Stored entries

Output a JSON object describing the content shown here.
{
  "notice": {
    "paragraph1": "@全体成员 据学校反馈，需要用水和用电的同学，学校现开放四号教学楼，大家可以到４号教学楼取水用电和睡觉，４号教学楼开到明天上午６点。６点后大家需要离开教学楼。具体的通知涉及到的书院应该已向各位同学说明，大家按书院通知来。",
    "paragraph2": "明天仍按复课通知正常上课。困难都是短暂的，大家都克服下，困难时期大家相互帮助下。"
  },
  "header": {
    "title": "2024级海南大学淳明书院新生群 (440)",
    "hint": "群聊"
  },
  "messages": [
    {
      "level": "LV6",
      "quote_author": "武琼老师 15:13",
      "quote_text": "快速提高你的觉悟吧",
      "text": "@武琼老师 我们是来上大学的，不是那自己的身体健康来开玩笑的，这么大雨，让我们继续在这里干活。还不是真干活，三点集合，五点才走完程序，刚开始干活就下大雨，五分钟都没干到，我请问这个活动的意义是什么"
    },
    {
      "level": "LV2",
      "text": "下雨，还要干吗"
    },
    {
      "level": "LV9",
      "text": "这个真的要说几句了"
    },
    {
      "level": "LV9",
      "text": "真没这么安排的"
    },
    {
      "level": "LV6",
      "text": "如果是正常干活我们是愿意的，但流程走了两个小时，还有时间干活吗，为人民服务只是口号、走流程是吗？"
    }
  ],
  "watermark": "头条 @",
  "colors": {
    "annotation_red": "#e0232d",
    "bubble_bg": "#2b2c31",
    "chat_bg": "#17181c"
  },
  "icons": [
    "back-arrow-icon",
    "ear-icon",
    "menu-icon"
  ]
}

Exercise aim:
The lines above should be duplicated exactly.

Task answer:
Output a JSON object describing the content shown here.
{
  "notice": {
    "paragraph1": "@全体成员 据学校反馈，需要用水和用电的同学，学校现开放四号教学楼，大家可以到４号教学楼取水用电和睡觉，４号教学楼开到明天上午６点。６点后大家需要离开教学楼。具体的通知涉及到的书院应该已向各位同学说明，大家按书院通知来。",
    "paragraph2": "明天仍按复课通知正常上课。困难都是短暂的，大家都克服下，困难时期大家相互帮助下。"
  },
  "header": {
    "title": "2024级海南大学淳明书院新生群 (440)",
    "hint": "群聊"
  },
  "messages": [
    {
      "level": "LV6",
      "quote_author": "武琼老师 15:13",
      "quote_text": "快速提高你的觉悟吧",
      "text": "@武琼老师 我们是来上大学的，不是那自己的身体健康来开玩笑的，这么大雨，让我们继续在这里干活。还不是真干活，三点集合，五点才走完程序，刚开始干活就下大雨，五分钟都没干到，我请问这个活动的意义是什么"
    },
    {
      "level": "LV2",
      "text": "下雨，还要干吗"
    },
    {
      "level": "LV9",
      "text": "这个真的要说几句了"
    },
    {
      "level": "LV9",
      "text": "真没这么安排的"
    },
    {
      "level": "LV6",
      "text": "如果是正常干活我们是愿意的，但流程走了两个小时，还有时间干活吗，为人民服务只是口号、走流程是吗？"
    }
  ],
  "watermark": "头条 @",
  "colors": {
    "annotation_red": "#e0232d",
    "bubble_bg": "#2b2c31",
    "chat_bg": "#17181c"
  },
  "icons": [
    "back-arrow-icon",
    "ear-icon",
    "menu-icon"
  ]
}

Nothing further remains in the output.